+++ Provided records +++

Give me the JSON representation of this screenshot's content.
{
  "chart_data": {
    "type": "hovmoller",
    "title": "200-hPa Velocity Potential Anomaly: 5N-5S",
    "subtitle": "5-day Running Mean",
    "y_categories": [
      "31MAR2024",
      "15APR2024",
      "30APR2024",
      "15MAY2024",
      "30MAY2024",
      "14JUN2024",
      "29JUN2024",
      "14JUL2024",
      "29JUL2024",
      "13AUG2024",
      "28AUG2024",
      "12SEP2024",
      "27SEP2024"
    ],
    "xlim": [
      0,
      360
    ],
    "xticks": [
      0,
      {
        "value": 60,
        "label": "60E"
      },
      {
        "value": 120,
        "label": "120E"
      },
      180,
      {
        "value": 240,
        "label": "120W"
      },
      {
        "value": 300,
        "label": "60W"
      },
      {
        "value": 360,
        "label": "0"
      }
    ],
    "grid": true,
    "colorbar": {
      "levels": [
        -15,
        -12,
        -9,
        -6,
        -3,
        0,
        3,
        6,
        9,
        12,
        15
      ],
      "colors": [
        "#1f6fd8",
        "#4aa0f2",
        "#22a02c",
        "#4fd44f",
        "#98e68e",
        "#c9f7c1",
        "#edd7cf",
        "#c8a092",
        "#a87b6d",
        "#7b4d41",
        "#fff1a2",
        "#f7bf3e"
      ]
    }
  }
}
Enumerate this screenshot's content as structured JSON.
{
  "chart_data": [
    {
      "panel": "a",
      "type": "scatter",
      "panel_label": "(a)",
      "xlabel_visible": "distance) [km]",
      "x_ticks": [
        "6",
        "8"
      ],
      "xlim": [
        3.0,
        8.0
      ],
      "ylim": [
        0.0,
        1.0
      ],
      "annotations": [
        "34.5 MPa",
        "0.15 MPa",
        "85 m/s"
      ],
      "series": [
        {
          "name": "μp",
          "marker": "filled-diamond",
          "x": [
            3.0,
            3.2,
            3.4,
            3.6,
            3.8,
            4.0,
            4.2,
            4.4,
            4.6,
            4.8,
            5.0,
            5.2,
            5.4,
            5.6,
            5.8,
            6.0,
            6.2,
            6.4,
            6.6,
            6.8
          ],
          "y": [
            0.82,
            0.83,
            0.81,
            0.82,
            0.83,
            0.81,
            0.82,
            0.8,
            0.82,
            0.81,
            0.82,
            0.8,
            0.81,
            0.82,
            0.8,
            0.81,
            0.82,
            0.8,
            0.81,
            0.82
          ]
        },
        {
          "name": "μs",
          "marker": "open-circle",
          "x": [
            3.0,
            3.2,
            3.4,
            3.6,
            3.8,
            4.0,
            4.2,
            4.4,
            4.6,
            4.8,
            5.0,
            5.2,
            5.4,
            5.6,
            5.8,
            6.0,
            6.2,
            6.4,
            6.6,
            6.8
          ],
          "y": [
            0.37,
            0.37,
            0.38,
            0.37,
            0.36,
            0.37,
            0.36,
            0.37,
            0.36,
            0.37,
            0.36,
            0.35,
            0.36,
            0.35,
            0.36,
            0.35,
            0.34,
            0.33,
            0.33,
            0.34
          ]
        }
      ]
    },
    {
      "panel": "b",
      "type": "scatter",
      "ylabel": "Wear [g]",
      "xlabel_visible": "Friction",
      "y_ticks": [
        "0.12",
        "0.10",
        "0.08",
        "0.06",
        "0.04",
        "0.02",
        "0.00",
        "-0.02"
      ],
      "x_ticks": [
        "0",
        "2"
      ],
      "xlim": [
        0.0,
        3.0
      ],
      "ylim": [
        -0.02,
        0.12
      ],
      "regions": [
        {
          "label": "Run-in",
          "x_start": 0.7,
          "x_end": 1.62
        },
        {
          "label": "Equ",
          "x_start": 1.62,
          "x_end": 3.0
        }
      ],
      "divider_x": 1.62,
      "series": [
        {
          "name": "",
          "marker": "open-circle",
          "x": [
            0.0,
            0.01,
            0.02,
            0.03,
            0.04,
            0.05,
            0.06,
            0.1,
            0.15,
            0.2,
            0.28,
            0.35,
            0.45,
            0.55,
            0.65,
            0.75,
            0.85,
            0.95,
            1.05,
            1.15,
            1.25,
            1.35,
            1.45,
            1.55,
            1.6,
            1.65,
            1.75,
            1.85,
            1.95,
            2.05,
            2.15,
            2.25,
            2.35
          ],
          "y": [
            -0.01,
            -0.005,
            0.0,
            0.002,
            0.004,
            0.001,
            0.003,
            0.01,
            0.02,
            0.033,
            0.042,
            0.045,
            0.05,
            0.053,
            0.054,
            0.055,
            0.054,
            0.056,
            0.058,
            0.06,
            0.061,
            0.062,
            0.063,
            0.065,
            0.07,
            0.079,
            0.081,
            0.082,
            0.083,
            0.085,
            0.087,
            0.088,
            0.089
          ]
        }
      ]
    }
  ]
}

+++

#### [Given request]
Exactly as shown above, return every record.

#### [Solution]
Give me the JSON representation of this screenshot's content.
{
  "chart_data": {
    "type": "hovmoller",
    "title": "200-hPa Velocity Potential Anomaly: 5N-5S",
    "subtitle": "5-day Running Mean",
    "y_categories": [
      "31MAR2024",
      "15APR2024",
      "30APR2024",
      "15MAY2024",
      "30MAY2024",
      "14JUN2024",
      "29JUN2024",
      "14JUL2024",
      "29JUL2024",
      "13AUG2024",
      "28AUG2024",
      "12SEP2024",
      "27SEP2024"
    ],
    "xlim": [
      0,
      360
    ],
    "xticks": [
      0,
      {
        "value": 60,
        "label": "60E"
      },
      {
        "value": 120,
        "label": "120E"
      },
      180,
      {
        "value": 240,
        "label": "120W"
      },
      {
        "value": 300,
        "label": "60W"
      },
      {
        "value": 360,
        "label": "0"
      }
    ],
    "grid": true,
    "colorbar": {
      "levels": [
        -15,
        -12,
        -9,
        -6,
        -3,
        0,
        3,
        6,
        9,
        12,
        15
      ],
      "colors": [
        "#1f6fd8",
        "#4aa0f2",
        "#22a02c",
        "#4fd44f",
        "#98e68e",
        "#c9f7c1",
        "#edd7cf",
        "#c8a092",
        "#a87b6d",
        "#7b4d41",
        "#fff1a2",
        "#f7bf3e"
      ]
    }
  }
}
Enumerate this screenshot's content as structured JSON.
{
  "chart_data": [
    {
      "panel": "a",
      "type": "scatter",
      "panel_label": "(a)",
      "xlabel_visible": "distance) [km]",
      "x_ticks": [
        "6",
        "8"
      ],
      "xlim": [
        3.0,
        8.0
      ],
      "ylim": [
        0.0,
        1.0
      ],
      "annotations": [
        "34.5 MPa",
        "0.15 MPa",
        "85 m/s"
      ],
      "series": [
        {
          "name": "μp",
          "marker": "filled-diamond",
          "x": [
            3.0,
            3.2,
            3.4,
            3.6,
            3.8,
            4.0,
            4.2,
            4.4,
            4.6,
            4.8,
            5.0,
            5.2,
            5.4,
            5.6,
            5.8,
            6.0,
            6.2,
            6.4,
            6.6,
            6.8
          ],
          "y": [
            0.82,
            0.83,
            0.81,
            0.82,
            0.83,
            0.81,
            0.82,
            0.8,
            0.82,
            0.81,
            0.82,
            0.8,
            0.81,
            0.82,
            0.8,
            0.81,
            0.82,
            0.8,
            0.81,
            0.82
          ]
        },
        {
          "name": "μs",
          "marker": "open-circle",
          "x": [
            3.0,
            3.2,
            3.4,
            3.6,
            3.8,
            4.0,
            4.2,
            4.4,
            4.6,
            4.8,
            5.0,
            5.2,
            5.4,
            5.6,
            5.8,
            6.0,
            6.2,
            6.4,
            6.6,
            6.8
          ],
          "y": [
            0.37,
            0.37,
            0.38,
            0.37,
            0.36,
            0.37,
            0.36,
            0.37,
            0.36,
            0.37,
            0.36,
            0.35,
            0.36,
            0.35,
            0.36,
            0.35,
            0.34,
            0.33,
            0.33,
            0.34
          ]
        }
      ]
    },
    {
      "panel": "b",
      "type": "scatter",
      "ylabel": "Wear [g]",
      "xlabel_visible": "Friction",
      "y_ticks": [
        "0.12",
        "0.10",
        "0.08",
        "0.06",
        "0.04",
        "0.02",
        "0.00",
        "-0.02"
      ],
      "x_ticks": [
        "0",
        "2"
      ],
      "xlim": [
        0.0,
        3.0
      ],
      "ylim": [
        -0.02,
        0.12
      ],
      "regions": [
        {
          "label": "Run-in",
          "x_start": 0.7,
          "x_end": 1.62
        },
        {
          "label": "Equ",
          "x_start": 1.62,
          "x_end": 3.0
        }
      ],
      "divider_x": 1.62,
      "series": [
        {
          "name": "",
          "marker": "open-circle",
          "x": [
            0.0,
            0.01,
            0.02,
            0.03,
            0.04,
            0.05,
            0.06,
            0.1,
            0.15,
            0.2,
            0.28,
            0.35,
            0.45,
            0.55,
            0.65,
            0.75,
            0.85,
            0.95,
            1.05,
            1.15,
            1.25,
            1.35,
            1.45,
            1.55,
            1.6,
            1.65,
            1.75,
            1.85,
            1.95,
            2.05,
            2.15,
            2.25,
            2.35
          ],
          "y": [
            -0.01,
            -0.005,
            0.0,
            0.002,
            0.004,
            0.001,
            0.003,
            0.01,
            0.02,
            0.033,
            0.042,
            0.045,
            0.05,
            0.053,
            0.054,
            0.055,
            0.054,
            0.056,
            0.058,
            0.06,
            0.061,
            0.062,
            0.063,
            0.065,
            0.07,
            0.079,
            0.081,
            0.082,
            0.083,
            0.085,
            0.087,
            0.088,
            0.089
          ]
        }
      ]
    }
  ]
}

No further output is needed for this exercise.